• [TASK]:
Some lines of these records may hold the word "items"; state how many, using only the number.

• [PROVIDED RECORDS]:
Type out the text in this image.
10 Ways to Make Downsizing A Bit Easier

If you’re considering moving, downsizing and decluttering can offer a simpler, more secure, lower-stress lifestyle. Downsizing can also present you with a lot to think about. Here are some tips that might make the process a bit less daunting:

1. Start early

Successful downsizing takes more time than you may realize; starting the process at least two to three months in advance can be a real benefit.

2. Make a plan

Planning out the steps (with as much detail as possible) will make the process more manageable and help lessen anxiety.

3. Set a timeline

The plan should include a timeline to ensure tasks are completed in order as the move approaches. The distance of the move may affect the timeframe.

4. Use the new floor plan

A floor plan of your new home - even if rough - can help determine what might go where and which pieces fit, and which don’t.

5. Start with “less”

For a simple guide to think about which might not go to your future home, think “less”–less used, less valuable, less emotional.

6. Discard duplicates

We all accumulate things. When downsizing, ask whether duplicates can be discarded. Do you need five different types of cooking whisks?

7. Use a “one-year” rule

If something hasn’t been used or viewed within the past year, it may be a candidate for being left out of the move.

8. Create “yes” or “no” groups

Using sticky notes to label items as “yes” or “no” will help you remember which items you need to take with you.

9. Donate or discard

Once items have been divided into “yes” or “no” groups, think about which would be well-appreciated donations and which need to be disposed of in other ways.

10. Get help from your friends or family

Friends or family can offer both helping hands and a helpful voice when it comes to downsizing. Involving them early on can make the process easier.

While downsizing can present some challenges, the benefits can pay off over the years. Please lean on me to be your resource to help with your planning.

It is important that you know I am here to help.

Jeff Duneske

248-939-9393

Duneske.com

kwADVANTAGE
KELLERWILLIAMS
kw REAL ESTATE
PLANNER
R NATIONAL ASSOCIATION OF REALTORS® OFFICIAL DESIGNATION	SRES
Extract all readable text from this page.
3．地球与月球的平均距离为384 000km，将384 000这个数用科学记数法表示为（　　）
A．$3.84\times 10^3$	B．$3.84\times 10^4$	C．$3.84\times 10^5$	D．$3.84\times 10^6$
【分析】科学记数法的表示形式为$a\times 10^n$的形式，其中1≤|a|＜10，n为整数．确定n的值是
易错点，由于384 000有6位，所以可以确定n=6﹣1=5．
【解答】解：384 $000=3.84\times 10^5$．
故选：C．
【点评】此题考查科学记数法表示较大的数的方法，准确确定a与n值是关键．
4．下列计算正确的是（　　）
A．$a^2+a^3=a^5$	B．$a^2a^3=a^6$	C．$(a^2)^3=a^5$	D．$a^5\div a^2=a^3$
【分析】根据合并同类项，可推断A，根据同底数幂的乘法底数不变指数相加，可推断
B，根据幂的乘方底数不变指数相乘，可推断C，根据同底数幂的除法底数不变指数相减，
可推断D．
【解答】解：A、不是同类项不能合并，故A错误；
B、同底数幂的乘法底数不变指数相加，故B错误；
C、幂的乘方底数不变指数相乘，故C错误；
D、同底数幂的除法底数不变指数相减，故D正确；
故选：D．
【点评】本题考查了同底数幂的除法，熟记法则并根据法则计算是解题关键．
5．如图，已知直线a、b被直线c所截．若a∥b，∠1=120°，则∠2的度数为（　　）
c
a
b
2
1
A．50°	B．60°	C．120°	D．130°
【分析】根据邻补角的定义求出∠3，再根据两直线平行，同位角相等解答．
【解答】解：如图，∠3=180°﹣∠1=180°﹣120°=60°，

• [TASK SOLUTION]:
2